→ EXERCISE DETAILS
Any picture among the records should be left out, please; retype the rest exactly.
[begin DATA TO USE]
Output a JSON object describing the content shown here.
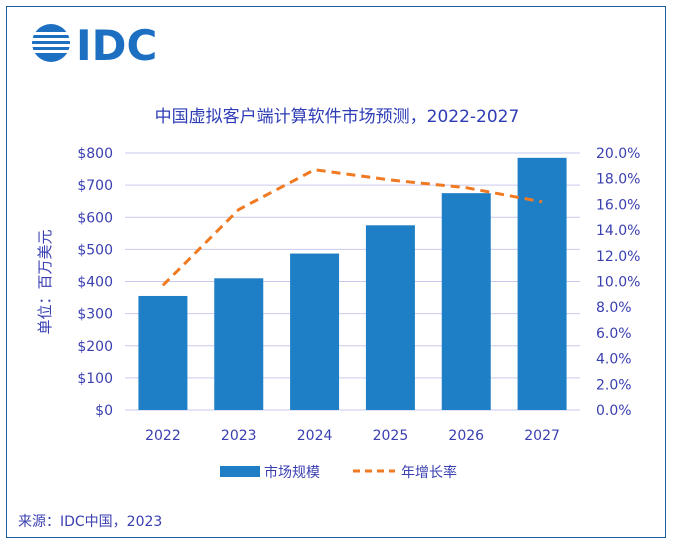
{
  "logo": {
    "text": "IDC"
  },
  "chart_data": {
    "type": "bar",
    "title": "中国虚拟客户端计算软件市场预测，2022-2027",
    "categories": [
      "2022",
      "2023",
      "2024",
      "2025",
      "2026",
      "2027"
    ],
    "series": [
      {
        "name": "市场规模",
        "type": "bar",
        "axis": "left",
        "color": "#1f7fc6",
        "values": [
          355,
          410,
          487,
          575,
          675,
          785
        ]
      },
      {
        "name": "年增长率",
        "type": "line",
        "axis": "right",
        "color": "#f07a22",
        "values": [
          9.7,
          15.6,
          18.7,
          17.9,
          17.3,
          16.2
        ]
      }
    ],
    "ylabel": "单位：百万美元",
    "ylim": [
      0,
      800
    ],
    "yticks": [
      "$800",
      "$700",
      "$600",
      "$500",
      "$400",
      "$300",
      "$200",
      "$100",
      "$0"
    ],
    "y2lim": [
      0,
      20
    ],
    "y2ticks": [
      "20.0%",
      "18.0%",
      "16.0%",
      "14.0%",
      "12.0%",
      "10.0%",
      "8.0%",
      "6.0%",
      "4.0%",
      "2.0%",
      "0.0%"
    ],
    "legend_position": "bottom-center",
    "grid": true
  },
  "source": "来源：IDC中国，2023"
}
[end DATA TO USE]
→ FINISHED TASK
Output a JSON object describing the content shown here.
{
  "logo": {
    "text": "IDC"
  },
  "chart_data": {
    "type": "bar",
    "title": "中国虚拟客户端计算软件市场预测，2022-2027",
    "categories": [
      "2022",
      "2023",
      "2024",
      "2025",
      "2026",
      "2027"
    ],
    "series": [
      {
        "name": "市场规模",
        "type": "bar",
        "axis": "left",
        "color": "#1f7fc6",
        "values": [
          355,
          410,
          487,
          575,
          675,
          785
        ]
      },
      {
        "name": "年增长率",
        "type": "line",
        "axis": "right",
        "color": "#f07a22",
        "values": [
          9.7,
          15.6,
          18.7,
          17.9,
          17.3,
          16.2
        ]
      }
    ],
    "ylabel": "单位：百万美元",
    "ylim": [
      0,
      800
    ],
    "yticks": [
      "$800",
      "$700",
      "$600",
      "$500",
      "$400",
      "$300",
      "$200",
      "$100",
      "$0"
    ],
    "y2lim": [
      0,
      20
    ],
    "y2ticks": [
      "20.0%",
      "18.0%",
      "16.0%",
      "14.0%",
      "12.0%",
      "10.0%",
      "8.0%",
      "6.0%",
      "4.0%",
      "2.0%",
      "0.0%"
    ],
    "legend_position": "bottom-center",
    "grid": true
  },
  "source": "来源：IDC中国，2023"
}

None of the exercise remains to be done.